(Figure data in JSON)
* Start *
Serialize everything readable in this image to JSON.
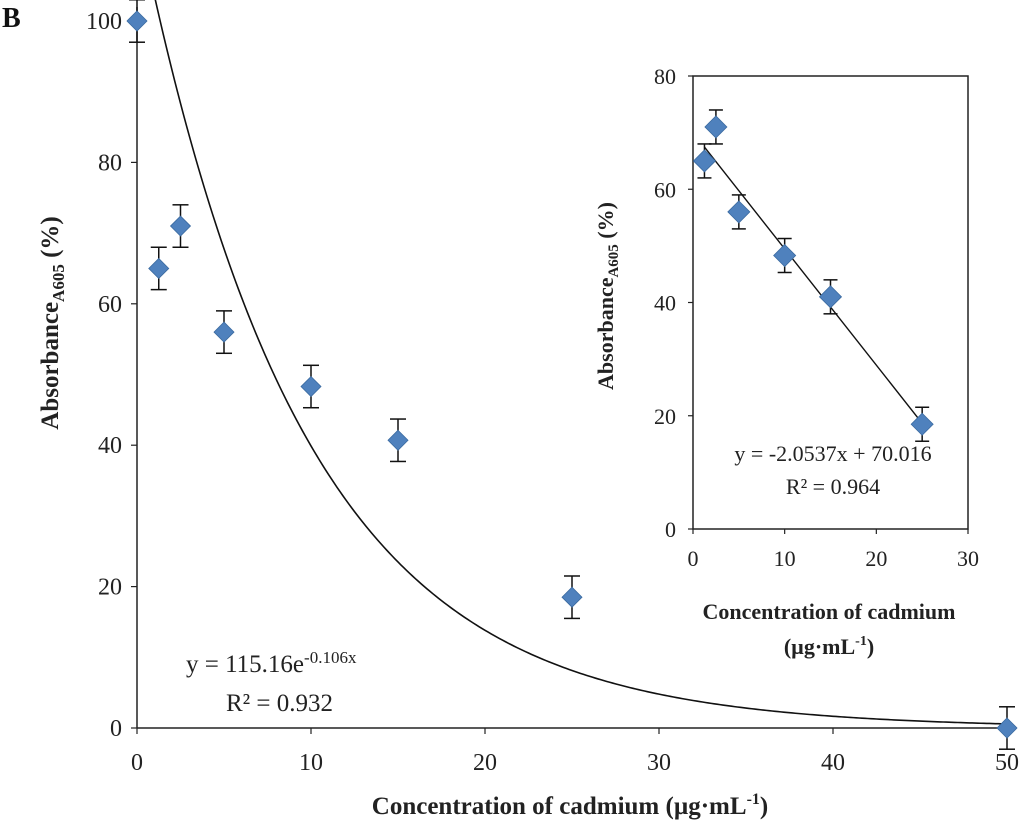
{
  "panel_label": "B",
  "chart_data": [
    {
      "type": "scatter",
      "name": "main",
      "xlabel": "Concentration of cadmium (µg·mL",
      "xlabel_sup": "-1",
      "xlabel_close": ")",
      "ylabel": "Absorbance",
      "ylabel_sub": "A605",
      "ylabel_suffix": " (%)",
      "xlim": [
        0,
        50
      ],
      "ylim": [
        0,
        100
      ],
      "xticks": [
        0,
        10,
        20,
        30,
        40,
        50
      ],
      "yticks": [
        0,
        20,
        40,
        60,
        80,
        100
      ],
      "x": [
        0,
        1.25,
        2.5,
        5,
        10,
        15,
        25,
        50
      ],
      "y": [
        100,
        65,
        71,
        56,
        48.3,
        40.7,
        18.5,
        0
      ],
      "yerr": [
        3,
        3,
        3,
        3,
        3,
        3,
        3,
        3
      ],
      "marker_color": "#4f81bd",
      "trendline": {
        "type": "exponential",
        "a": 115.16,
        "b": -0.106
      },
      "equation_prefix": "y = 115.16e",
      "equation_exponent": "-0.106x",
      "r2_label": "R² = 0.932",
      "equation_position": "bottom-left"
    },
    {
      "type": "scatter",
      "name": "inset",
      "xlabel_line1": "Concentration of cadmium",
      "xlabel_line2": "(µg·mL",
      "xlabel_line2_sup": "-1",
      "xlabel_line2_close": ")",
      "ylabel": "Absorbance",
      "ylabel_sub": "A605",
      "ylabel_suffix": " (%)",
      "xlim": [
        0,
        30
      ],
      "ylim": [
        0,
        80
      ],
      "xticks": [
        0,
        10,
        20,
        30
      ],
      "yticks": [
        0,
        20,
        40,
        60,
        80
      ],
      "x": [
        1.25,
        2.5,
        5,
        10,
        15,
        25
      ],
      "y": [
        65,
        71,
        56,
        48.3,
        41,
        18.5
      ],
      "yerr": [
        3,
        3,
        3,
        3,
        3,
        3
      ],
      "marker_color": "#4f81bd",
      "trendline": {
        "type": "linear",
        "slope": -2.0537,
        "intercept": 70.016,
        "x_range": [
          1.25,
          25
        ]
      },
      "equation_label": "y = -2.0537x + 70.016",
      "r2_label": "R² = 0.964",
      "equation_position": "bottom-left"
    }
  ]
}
* End *
* Start *
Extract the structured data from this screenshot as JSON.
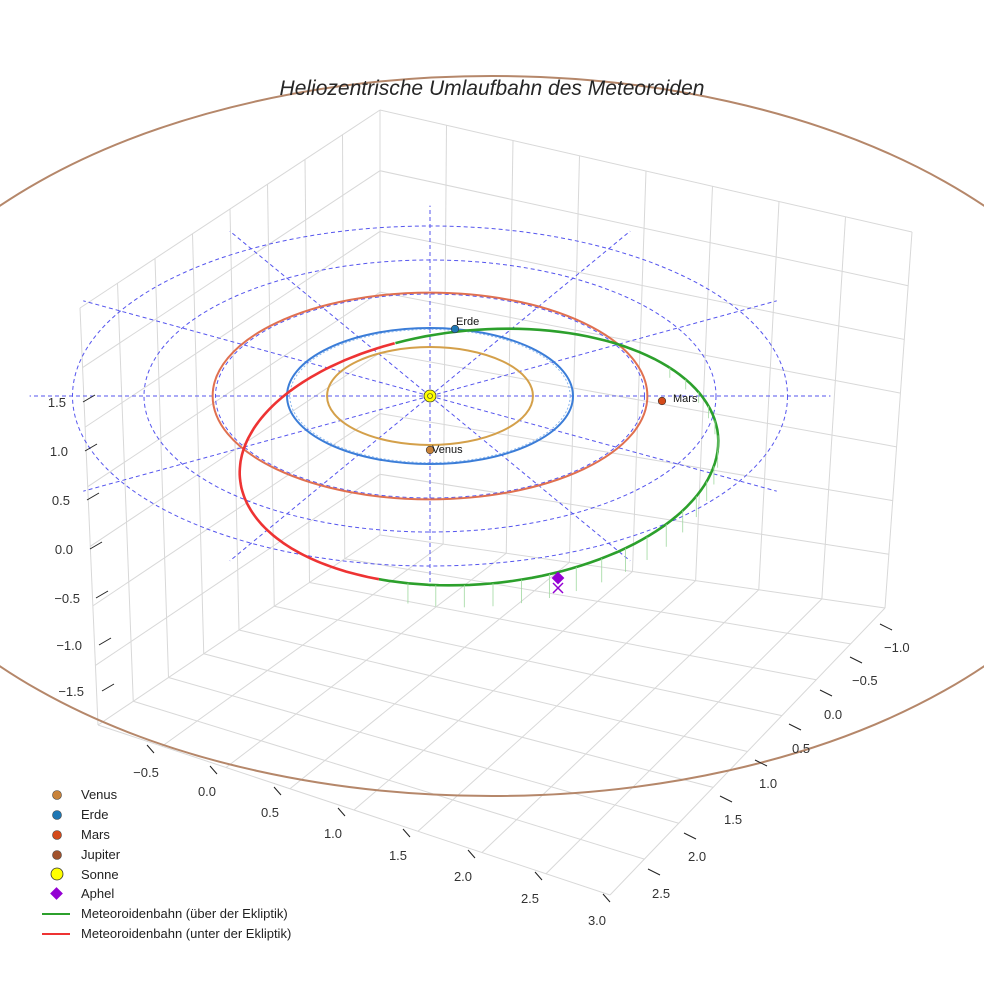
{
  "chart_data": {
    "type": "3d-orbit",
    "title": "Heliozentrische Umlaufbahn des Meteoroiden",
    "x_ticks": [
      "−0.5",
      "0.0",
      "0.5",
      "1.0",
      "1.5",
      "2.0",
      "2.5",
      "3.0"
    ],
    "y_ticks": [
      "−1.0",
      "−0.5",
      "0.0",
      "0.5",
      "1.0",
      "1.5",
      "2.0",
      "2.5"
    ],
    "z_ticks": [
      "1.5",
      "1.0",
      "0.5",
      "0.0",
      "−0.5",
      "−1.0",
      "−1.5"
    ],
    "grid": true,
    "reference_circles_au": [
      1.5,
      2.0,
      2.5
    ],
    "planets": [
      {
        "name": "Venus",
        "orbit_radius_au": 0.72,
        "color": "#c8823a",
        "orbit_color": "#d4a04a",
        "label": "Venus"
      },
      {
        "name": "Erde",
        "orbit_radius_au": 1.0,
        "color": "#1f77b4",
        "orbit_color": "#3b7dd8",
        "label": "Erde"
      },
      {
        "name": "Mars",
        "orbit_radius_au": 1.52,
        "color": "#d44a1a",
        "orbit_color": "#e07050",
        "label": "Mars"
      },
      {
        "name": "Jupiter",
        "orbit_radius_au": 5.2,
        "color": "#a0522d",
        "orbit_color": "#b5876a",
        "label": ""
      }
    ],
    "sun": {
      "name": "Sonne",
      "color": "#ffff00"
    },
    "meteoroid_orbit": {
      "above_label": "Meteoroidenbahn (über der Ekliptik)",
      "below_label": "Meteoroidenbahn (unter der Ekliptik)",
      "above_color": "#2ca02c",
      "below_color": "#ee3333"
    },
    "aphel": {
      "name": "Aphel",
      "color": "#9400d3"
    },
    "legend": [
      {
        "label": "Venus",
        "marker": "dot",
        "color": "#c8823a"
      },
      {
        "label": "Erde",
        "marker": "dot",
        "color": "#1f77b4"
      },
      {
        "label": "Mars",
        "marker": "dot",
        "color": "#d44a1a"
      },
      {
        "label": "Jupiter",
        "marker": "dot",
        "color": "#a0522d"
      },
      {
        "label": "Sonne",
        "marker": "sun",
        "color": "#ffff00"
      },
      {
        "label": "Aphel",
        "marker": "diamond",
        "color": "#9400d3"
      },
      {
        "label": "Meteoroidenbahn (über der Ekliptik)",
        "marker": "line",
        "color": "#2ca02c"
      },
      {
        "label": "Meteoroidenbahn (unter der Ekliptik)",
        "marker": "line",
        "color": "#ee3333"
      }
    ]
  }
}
* End *
* Start *
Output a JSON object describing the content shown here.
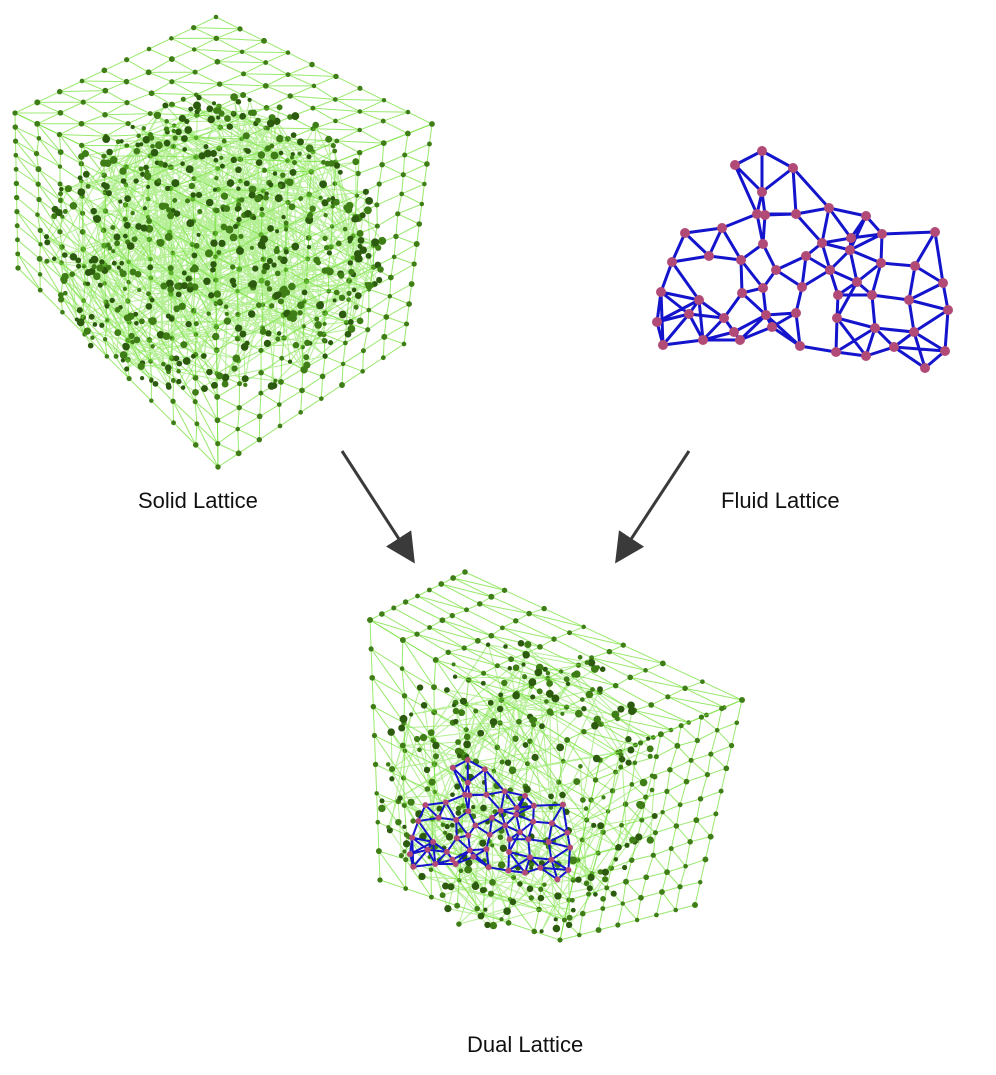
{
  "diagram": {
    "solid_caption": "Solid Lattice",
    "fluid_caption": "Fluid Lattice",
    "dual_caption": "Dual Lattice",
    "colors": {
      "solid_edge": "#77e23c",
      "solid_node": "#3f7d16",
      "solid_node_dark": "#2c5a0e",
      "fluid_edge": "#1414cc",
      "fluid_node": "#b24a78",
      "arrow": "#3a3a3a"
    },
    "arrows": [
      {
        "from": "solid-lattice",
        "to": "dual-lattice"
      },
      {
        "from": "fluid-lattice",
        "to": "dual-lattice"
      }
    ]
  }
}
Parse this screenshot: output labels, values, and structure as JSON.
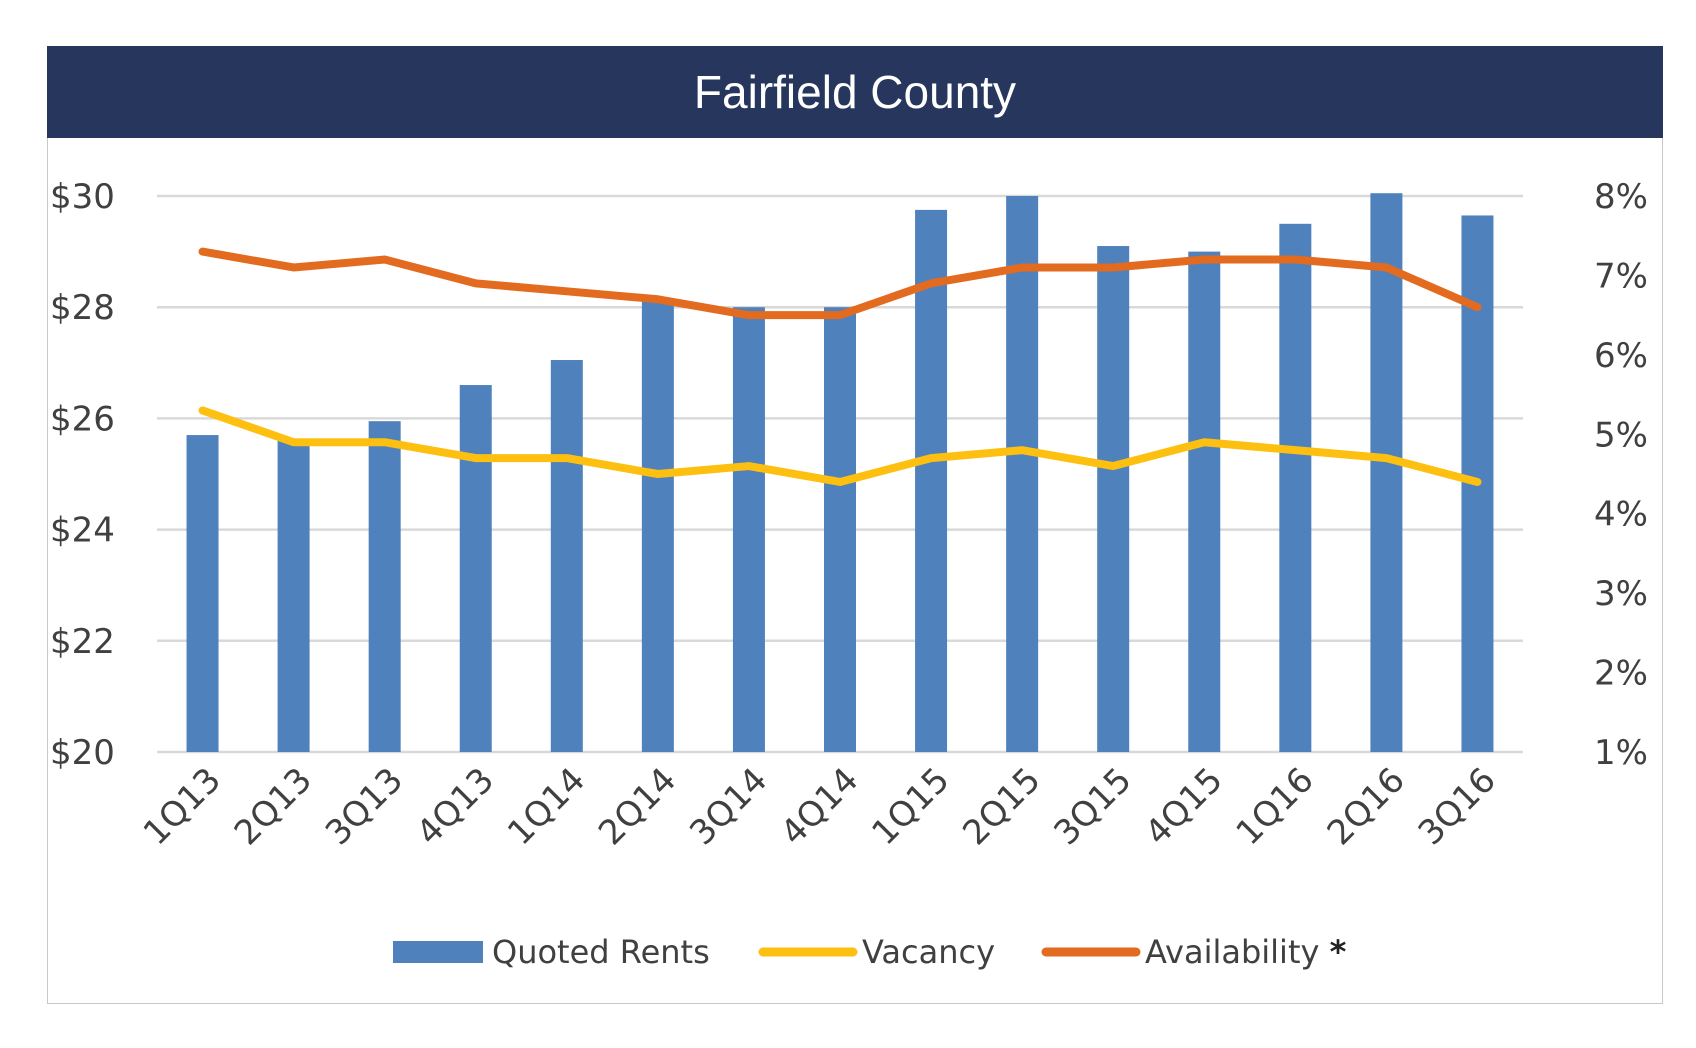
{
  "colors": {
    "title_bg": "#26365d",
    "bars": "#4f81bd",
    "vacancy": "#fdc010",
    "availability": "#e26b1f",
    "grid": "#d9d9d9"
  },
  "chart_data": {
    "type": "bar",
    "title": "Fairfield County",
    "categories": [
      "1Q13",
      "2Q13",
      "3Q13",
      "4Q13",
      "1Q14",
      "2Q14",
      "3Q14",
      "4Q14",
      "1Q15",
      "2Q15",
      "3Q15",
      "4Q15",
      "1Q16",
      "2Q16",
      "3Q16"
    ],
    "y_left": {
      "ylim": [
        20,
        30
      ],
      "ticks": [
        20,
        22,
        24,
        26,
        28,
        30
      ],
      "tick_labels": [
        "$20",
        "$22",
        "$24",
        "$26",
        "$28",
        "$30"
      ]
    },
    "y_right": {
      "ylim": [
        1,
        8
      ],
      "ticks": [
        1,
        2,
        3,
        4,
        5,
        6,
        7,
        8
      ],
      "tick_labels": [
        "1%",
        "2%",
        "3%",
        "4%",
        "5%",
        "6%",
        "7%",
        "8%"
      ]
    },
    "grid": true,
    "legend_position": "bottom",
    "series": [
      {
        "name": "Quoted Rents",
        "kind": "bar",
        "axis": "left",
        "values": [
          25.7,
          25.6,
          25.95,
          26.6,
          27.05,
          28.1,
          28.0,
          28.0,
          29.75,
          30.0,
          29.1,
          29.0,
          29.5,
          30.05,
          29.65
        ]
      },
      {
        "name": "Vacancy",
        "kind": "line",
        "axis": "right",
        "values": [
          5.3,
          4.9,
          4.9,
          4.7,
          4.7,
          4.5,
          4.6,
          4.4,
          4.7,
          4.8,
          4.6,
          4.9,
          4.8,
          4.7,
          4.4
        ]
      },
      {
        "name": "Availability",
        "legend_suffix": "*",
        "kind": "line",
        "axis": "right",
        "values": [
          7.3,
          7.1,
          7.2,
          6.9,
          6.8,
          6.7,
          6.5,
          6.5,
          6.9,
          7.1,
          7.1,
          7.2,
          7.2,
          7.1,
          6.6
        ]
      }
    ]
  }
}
* End *
Return only the number of lines in the data above that include the word "unter".

2